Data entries
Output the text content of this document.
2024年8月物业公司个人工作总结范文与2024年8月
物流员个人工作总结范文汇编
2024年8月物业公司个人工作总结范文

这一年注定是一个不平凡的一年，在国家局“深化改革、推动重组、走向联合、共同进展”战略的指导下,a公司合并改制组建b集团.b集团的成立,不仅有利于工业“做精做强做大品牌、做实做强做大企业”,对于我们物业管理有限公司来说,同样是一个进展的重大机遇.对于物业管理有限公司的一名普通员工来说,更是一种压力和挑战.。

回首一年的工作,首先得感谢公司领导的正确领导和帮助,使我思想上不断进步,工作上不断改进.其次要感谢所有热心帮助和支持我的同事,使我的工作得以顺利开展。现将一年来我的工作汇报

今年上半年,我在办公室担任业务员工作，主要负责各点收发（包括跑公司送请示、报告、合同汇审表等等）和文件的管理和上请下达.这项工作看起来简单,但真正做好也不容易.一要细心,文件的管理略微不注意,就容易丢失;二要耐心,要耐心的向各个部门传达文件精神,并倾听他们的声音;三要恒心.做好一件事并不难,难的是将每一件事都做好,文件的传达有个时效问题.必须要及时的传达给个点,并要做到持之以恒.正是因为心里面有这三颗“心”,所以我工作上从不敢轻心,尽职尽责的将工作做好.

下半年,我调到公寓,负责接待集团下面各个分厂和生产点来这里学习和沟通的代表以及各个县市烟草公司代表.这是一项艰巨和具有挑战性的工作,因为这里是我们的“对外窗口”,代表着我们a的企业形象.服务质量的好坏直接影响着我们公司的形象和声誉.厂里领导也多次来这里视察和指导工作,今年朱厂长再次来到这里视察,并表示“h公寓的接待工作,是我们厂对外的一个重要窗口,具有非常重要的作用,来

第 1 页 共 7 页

_Short task_
Exactly as shown above, return every record.

_Task result_
Output the text content of this document.
2024年8月物业公司个人工作总结范文与2024年8月
物流员个人工作总结范文汇编
2024年8月物业公司个人工作总结范文

这一年注定是一个不平凡的一年，在国家局“深化改革、推动重组、走向联合、共同进展”战略的指导下,a公司合并改制组建b集团.b集团的成立,不仅有利于工业“做精做强做大品牌、做实做强做大企业”,对于我们物业管理有限公司来说,同样是一个进展的重大机遇.对于物业管理有限公司的一名普通员工来说,更是一种压力和挑战.。

回首一年的工作,首先得感谢公司领导的正确领导和帮助,使我思想上不断进步,工作上不断改进.其次要感谢所有热心帮助和支持我的同事,使我的工作得以顺利开展。现将一年来我的工作汇报

今年上半年,我在办公室担任业务员工作，主要负责各点收发（包括跑公司送请示、报告、合同汇审表等等）和文件的管理和上请下达.这项工作看起来简单,但真正做好也不容易.一要细心,文件的管理略微不注意,就容易丢失;二要耐心,要耐心的向各个部门传达文件精神,并倾听他们的声音;三要恒心.做好一件事并不难,难的是将每一件事都做好,文件的传达有个时效问题.必须要及时的传达给个点,并要做到持之以恒.正是因为心里面有这三颗“心”,所以我工作上从不敢轻心,尽职尽责的将工作做好.

下半年,我调到公寓,负责接待集团下面各个分厂和生产点来这里学习和沟通的代表以及各个县市烟草公司代表.这是一项艰巨和具有挑战性的工作,因为这里是我们的“对外窗口”,代表着我们a的企业形象.服务质量的好坏直接影响着我们公司的形象和声誉.厂里领导也多次来这里视察和指导工作,今年朱厂长再次来到这里视察,并表示“h公寓的接待工作,是我们厂对外的一个重要窗口,具有非常重要的作用,来

第 1 页 共 7 页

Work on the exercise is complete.